-------- Source data --------
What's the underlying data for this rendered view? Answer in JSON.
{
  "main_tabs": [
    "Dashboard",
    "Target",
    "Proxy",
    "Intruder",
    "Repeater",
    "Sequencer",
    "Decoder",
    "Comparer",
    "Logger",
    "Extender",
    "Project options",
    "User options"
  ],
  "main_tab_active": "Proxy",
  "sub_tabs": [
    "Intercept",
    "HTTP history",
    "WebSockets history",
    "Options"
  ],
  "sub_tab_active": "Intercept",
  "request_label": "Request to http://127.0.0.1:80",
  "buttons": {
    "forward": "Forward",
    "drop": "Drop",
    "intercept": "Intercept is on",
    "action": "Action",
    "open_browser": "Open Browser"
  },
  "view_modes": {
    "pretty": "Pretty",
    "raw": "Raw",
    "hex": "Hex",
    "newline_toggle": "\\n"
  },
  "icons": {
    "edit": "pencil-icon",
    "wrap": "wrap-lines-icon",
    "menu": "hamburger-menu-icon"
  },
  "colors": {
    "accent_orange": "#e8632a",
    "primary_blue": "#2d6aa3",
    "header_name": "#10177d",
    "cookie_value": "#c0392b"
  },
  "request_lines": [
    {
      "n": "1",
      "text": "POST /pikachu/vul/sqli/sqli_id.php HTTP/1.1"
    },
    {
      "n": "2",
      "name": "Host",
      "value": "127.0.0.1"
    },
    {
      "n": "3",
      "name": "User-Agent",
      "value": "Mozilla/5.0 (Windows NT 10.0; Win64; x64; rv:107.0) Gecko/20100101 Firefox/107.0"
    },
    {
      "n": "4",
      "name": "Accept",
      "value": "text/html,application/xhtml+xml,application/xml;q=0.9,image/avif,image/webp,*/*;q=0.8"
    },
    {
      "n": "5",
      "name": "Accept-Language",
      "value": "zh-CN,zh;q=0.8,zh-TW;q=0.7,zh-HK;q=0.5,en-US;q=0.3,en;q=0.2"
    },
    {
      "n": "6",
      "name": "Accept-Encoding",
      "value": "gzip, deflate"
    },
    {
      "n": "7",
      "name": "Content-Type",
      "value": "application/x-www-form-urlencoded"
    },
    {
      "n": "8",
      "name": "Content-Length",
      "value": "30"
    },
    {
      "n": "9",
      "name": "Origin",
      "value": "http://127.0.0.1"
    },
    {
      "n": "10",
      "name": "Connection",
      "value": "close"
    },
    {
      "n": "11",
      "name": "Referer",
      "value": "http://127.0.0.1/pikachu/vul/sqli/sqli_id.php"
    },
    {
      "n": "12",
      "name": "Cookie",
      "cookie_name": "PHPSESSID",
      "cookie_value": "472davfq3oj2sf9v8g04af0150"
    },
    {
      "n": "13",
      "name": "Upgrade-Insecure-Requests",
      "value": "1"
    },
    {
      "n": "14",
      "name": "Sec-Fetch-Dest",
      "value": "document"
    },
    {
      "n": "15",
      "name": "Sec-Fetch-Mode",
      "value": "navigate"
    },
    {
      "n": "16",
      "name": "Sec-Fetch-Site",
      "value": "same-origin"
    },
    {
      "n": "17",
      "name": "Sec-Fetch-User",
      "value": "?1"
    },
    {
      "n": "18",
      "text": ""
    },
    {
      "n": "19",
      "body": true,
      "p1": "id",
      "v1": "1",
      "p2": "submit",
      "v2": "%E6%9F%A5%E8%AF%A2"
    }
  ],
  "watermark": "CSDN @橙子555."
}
--------
From the listing above, copy out each line where the word "text" appears.

*Result for this task*.
      "text": "POST /pikachu/vul/sqli/sqli_id.php HTTP/1.1"
      "value": "text/html,application/xhtml+xml,application/xml;q=0.9,image/avif,image/webp,*/*;q=0.8"
      "text": ""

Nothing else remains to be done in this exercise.